[WHAT IS EXPECTED] Reproduce the records below exactly as they appear.

[RECORDED DATA]
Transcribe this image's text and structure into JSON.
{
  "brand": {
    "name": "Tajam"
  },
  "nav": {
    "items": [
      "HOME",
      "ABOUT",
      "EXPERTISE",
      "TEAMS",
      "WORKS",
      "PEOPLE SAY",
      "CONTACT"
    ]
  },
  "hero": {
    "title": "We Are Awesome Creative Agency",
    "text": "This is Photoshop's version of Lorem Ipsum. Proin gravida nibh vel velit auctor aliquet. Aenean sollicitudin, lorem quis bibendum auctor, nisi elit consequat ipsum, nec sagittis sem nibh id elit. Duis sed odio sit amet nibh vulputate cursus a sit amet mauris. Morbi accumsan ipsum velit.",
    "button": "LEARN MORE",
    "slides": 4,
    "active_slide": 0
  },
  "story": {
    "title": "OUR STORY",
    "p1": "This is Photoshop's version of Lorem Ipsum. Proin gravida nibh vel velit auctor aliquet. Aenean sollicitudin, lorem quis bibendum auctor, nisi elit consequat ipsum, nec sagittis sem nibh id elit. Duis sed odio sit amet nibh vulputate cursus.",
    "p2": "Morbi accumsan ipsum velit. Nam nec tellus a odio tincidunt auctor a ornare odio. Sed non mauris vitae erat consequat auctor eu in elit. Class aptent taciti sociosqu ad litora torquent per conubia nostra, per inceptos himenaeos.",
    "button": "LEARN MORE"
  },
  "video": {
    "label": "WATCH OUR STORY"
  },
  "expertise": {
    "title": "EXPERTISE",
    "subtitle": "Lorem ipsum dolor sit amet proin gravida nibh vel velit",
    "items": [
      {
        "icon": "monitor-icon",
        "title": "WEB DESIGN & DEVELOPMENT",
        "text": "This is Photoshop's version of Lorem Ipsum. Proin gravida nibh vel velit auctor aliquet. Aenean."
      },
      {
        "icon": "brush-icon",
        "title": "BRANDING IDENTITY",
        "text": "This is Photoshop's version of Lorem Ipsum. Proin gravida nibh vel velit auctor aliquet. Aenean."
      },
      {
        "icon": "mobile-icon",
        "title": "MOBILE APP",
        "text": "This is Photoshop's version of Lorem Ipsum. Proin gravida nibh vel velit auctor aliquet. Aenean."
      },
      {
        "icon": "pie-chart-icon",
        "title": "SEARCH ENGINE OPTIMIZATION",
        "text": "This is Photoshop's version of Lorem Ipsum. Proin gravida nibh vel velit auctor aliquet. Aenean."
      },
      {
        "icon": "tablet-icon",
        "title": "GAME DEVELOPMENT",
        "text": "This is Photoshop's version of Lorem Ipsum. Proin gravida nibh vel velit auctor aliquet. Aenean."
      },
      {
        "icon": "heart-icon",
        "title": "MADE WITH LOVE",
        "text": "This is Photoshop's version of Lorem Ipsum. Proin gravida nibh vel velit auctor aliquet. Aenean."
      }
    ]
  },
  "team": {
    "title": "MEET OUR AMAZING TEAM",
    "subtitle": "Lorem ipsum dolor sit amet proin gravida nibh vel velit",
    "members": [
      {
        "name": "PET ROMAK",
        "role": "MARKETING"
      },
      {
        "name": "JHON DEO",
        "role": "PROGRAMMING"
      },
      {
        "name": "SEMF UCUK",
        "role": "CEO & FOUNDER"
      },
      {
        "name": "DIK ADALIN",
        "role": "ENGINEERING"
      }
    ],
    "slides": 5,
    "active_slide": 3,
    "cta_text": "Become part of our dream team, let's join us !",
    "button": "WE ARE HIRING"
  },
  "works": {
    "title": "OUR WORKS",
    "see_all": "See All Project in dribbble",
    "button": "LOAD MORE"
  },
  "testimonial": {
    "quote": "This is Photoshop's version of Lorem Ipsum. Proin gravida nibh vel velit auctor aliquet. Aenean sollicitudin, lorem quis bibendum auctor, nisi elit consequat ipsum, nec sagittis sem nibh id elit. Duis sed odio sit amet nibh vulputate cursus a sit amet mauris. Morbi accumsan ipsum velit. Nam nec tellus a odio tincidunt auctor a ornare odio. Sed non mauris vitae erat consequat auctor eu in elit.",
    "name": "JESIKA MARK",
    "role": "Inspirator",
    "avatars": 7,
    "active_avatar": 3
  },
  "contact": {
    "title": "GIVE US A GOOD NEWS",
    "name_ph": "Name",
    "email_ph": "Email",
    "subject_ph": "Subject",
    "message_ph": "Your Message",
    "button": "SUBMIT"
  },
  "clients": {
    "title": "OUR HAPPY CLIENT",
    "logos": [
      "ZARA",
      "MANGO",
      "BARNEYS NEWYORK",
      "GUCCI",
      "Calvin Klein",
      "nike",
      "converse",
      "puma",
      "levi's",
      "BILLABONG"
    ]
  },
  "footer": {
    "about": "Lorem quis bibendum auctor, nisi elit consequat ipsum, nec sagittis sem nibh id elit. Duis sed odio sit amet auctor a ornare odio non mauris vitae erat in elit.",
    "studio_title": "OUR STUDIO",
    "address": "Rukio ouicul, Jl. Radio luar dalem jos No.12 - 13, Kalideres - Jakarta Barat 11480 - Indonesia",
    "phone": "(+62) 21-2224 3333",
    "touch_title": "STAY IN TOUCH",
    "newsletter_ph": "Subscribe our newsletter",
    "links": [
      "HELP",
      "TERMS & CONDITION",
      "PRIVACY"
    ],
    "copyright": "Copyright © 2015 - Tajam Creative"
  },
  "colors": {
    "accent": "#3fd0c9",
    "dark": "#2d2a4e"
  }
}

[EXERCISE SOLUTION]
Transcribe this image's text and structure into JSON.
{
  "brand": {
    "name": "Tajam"
  },
  "nav": {
    "items": [
      "HOME",
      "ABOUT",
      "EXPERTISE",
      "TEAMS",
      "WORKS",
      "PEOPLE SAY",
      "CONTACT"
    ]
  },
  "hero": {
    "title": "We Are Awesome Creative Agency",
    "text": "This is Photoshop's version of Lorem Ipsum. Proin gravida nibh vel velit auctor aliquet. Aenean sollicitudin, lorem quis bibendum auctor, nisi elit consequat ipsum, nec sagittis sem nibh id elit. Duis sed odio sit amet nibh vulputate cursus a sit amet mauris. Morbi accumsan ipsum velit.",
    "button": "LEARN MORE",
    "slides": 4,
    "active_slide": 0
  },
  "story": {
    "title": "OUR STORY",
    "p1": "This is Photoshop's version of Lorem Ipsum. Proin gravida nibh vel velit auctor aliquet. Aenean sollicitudin, lorem quis bibendum auctor, nisi elit consequat ipsum, nec sagittis sem nibh id elit. Duis sed odio sit amet nibh vulputate cursus.",
    "p2": "Morbi accumsan ipsum velit. Nam nec tellus a odio tincidunt auctor a ornare odio. Sed non mauris vitae erat consequat auctor eu in elit. Class aptent taciti sociosqu ad litora torquent per conubia nostra, per inceptos himenaeos.",
    "button": "LEARN MORE"
  },
  "video": {
    "label": "WATCH OUR STORY"
  },
  "expertise": {
    "title": "EXPERTISE",
    "subtitle": "Lorem ipsum dolor sit amet proin gravida nibh vel velit",
    "items": [
      {
        "icon": "monitor-icon",
        "title": "WEB DESIGN & DEVELOPMENT",
        "text": "This is Photoshop's version of Lorem Ipsum. Proin gravida nibh vel velit auctor aliquet. Aenean."
      },
      {
        "icon": "brush-icon",
        "title": "BRANDING IDENTITY",
        "text": "This is Photoshop's version of Lorem Ipsum. Proin gravida nibh vel velit auctor aliquet. Aenean."
      },
      {
        "icon": "mobile-icon",
        "title": "MOBILE APP",
        "text": "This is Photoshop's version of Lorem Ipsum. Proin gravida nibh vel velit auctor aliquet. Aenean."
      },
      {
        "icon": "pie-chart-icon",
        "title": "SEARCH ENGINE OPTIMIZATION",
        "text": "This is Photoshop's version of Lorem Ipsum. Proin gravida nibh vel velit auctor aliquet. Aenean."
      },
      {
        "icon": "tablet-icon",
        "title": "GAME DEVELOPMENT",
        "text": "This is Photoshop's version of Lorem Ipsum. Proin gravida nibh vel velit auctor aliquet. Aenean."
      },
      {
        "icon": "heart-icon",
        "title": "MADE WITH LOVE",
        "text": "This is Photoshop's version of Lorem Ipsum. Proin gravida nibh vel velit auctor aliquet. Aenean."
      }
    ]
  },
  "team": {
    "title": "MEET OUR AMAZING TEAM",
    "subtitle": "Lorem ipsum dolor sit amet proin gravida nibh vel velit",
    "members": [
      {
        "name": "PET ROMAK",
        "role": "MARKETING"
      },
      {
        "name": "JHON DEO",
        "role": "PROGRAMMING"
      },
      {
        "name": "SEMF UCUK",
        "role": "CEO & FOUNDER"
      },
      {
        "name": "DIK ADALIN",
        "role": "ENGINEERING"
      }
    ],
    "slides": 5,
    "active_slide": 3,
    "cta_text": "Become part of our dream team, let's join us !",
    "button": "WE ARE HIRING"
  },
  "works": {
    "title": "OUR WORKS",
    "see_all": "See All Project in dribbble",
    "button": "LOAD MORE"
  },
  "testimonial": {
    "quote": "This is Photoshop's version of Lorem Ipsum. Proin gravida nibh vel velit auctor aliquet. Aenean sollicitudin, lorem quis bibendum auctor, nisi elit consequat ipsum, nec sagittis sem nibh id elit. Duis sed odio sit amet nibh vulputate cursus a sit amet mauris. Morbi accumsan ipsum velit. Nam nec tellus a odio tincidunt auctor a ornare odio. Sed non mauris vitae erat consequat auctor eu in elit.",
    "name": "JESIKA MARK",
    "role": "Inspirator",
    "avatars": 7,
    "active_avatar": 3
  },
  "contact": {
    "title": "GIVE US A GOOD NEWS",
    "name_ph": "Name",
    "email_ph": "Email",
    "subject_ph": "Subject",
    "message_ph": "Your Message",
    "button": "SUBMIT"
  },
  "clients": {
    "title": "OUR HAPPY CLIENT",
    "logos": [
      "ZARA",
      "MANGO",
      "BARNEYS NEWYORK",
      "GUCCI",
      "Calvin Klein",
      "nike",
      "converse",
      "puma",
      "levi's",
      "BILLABONG"
    ]
  },
  "footer": {
    "about": "Lorem quis bibendum auctor, nisi elit consequat ipsum, nec sagittis sem nibh id elit. Duis sed odio sit amet auctor a ornare odio non mauris vitae erat in elit.",
    "studio_title": "OUR STUDIO",
    "address": "Rukio ouicul, Jl. Radio luar dalem jos No.12 - 13, Kalideres - Jakarta Barat 11480 - Indonesia",
    "phone": "(+62) 21-2224 3333",
    "touch_title": "STAY IN TOUCH",
    "newsletter_ph": "Subscribe our newsletter",
    "links": [
      "HELP",
      "TERMS & CONDITION",
      "PRIVACY"
    ],
    "copyright": "Copyright © 2015 - Tajam Creative"
  },
  "colors": {
    "accent": "#3fd0c9",
    "dark": "#2d2a4e"
  }
}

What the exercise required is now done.